**WHAT NEEDS TO BE DONE**
Continue the article on healthy weight-gain meals for skinny kids, starting after its final sentence.

(EXCERPT PROVIDED Opens)

Skinny Kids: How to boost meals for healthy weight gain

Submitted by on April 14, 2012 – 9:01 pm17 Comments
family having breakfast in bed

To help your skinny child gain weight healthfully, “make every bite count,” says ZisBoomBah’s nutritionist.

Parents of skinny kids often get confusing or conflicting information about what their skinny kids should be eating. “Just because they are thin, doesn’t mean they have the right to eat junk,” said one mom who we interviewed as part of our exclusive series on children with low bodyweight. “I think it’s important for them to eat healthy.” In fact, this particular mom had been left a little irked, to say the least, by her pediatrician’s advice to feed her skinny twins Happy Meals to “fatten them up.” Weight gain meals, can, and need to be, healthy. 

It’s disheartening. The frustration at the face of this kind of unhelpful advice is more than understandable. But what’s a parent to do? How can you help skinny kids gain weight — or at least not drop any more — in a healthful way? Once again, we sat down with ZisBoomBah’s nutrition expert Lisa Lanzano, MS, RD to get professional insight into planning weight gain meals and choosing healthy foods for weight gain.

Lisa says the reason why it is challenging to get your thin child to eat extra calories is that her stomach is not any larger than that of the next kid. She won’t be willing to eat more. Therefore, instead of adding more mass to your child’s diet, it is essential to focus on giving her denser, high-quality nutrition. “Make every bite count,” Lisa said. Start by trying some of the weight gain meals and healthy foods for weight gain below to see what your skinny kid might love the most.

(EXCERPT PROVIDED Closes)
(EXTRACTED DATA Opens)

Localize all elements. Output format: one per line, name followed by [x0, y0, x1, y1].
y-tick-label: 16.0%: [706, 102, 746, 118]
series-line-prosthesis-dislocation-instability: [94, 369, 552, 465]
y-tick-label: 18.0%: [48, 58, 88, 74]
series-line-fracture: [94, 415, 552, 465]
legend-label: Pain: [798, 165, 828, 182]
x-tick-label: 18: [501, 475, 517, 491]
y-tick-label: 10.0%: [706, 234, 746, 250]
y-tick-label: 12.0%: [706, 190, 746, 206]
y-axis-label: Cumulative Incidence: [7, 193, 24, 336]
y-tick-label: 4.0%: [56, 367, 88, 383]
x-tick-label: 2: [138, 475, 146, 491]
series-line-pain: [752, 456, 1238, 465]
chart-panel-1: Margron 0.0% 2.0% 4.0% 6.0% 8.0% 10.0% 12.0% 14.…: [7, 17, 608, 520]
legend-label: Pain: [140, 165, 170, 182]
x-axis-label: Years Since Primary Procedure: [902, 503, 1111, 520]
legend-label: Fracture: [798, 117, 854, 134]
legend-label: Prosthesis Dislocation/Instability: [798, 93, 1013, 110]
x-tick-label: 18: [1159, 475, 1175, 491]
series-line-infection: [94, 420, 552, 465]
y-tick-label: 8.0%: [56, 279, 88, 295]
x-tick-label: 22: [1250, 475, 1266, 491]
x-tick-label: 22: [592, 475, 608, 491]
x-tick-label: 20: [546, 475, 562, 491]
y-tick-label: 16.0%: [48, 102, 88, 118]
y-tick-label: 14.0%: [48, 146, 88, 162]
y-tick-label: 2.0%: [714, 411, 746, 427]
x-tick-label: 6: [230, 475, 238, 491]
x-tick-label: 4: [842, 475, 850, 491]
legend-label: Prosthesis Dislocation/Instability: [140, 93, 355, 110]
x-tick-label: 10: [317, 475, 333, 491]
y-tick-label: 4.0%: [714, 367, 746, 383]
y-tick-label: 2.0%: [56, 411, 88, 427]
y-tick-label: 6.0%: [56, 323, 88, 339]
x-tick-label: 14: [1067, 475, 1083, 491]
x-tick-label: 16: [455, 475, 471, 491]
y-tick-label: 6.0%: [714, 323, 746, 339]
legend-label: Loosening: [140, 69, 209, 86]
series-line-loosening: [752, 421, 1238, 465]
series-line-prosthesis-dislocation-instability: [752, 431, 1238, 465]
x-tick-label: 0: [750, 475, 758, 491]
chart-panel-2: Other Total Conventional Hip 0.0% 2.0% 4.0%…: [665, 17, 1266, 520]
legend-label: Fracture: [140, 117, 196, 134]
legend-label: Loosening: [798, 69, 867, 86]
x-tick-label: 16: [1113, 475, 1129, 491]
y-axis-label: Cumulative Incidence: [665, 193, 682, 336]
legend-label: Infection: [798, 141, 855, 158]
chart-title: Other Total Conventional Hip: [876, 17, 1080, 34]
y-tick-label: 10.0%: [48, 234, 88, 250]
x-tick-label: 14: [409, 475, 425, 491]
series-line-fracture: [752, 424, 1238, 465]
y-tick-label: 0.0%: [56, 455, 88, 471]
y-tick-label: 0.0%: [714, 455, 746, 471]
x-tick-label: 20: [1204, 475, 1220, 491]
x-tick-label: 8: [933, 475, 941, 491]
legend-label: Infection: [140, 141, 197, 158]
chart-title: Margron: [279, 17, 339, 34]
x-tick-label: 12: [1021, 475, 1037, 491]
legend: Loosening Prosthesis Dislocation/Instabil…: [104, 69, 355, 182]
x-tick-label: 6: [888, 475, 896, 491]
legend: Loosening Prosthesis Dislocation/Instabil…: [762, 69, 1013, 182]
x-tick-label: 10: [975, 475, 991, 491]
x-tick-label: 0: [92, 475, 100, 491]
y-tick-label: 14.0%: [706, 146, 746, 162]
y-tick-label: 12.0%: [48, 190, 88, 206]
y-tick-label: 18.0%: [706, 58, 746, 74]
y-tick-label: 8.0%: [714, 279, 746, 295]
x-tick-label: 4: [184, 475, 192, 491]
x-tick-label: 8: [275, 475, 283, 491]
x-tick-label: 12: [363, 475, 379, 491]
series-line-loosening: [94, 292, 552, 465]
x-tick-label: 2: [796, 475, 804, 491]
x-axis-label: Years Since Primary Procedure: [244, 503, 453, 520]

(EXTRACTED DATA Closes)

**ANSWER TO THIS EXERCISE**
Boosting Meals for Weight Gain: 20 expert tips on helping skinny kids gain weight healthfully

  1. “The difference between a meal and a snack is only size,” Lisa reminded us. “So if you have leftovers from dinner, that can be a snack.”
  2. Try to include a glass of 100% fruit juice or milk with every meal instead of water. Want more info? Read “Skinny Kids: Why whole-milk products and 100% Juice are better choices
  3. Add healthful fats from nuts and seeds to your child’s diet. For example, you can add nuts to his cereal or make a healthy trail mix. Add chocolate chips to the trail mix if it makes your kid want to eat more.
  4. Served on whole-wheat crackers, nut butters are another great snack that includes healthful fats from nuts.
  5. Stir almond butter in your child’s oatmeal, and make it with whole milk instead of water.
  6. Buy full-fat cheese sticks, rather than reduced fat varieties.
  7. Add rich sauces to foods.
  8. Sprinkle shredded full-fat cheese on foods to add calories.
  9. “Use small grains like couscous or quinoa and angel hair pasta, because you are going to get more of it in a cup,” Lisa encouraged.
  10. Give your child dark meat poultry instead of white. “The dark meat has more fat and more iron,” Lisa said.
  11. Serve Salmon instead of white fish.
  12. “Sauté and cook vegetables in olive oil, canola oil or peanut oil for those extra good fats. “Good fat adds calories but doesn’t contribute to fullness,” Lisa explained.
  13. Starchy veggies are more calorie-dense  — e.g. sweet potatoes or butternut squash.
  14. If you serve marinara sauce in a meal, add extra olive oil to your kids portion.
  15. Kids love muffins. Bake your with extra nuts, seeds and fruit juice or puree. Check out ZisBoomBah’s delicious healthy muffin recipes.
  16. Instead of handing your child an apple, give him apple sauce, which is more dense.
  17. Serve granola or muesli for breakfast instead of flakes or puffed cereals.
  18. Add dried fruit to cereals and salads for calorie density.
  19. Try hemp or soy milk, as they are higher in calories than skim milk.
  20. Fruit smoothies are a great way to add density. “You could even add peanut butter or chocolate to your child’s smoothie,” Lisa suggested.
Orange Frothy

Check out ZisBoomBah’s smoothie recipes for kids.

Did you know?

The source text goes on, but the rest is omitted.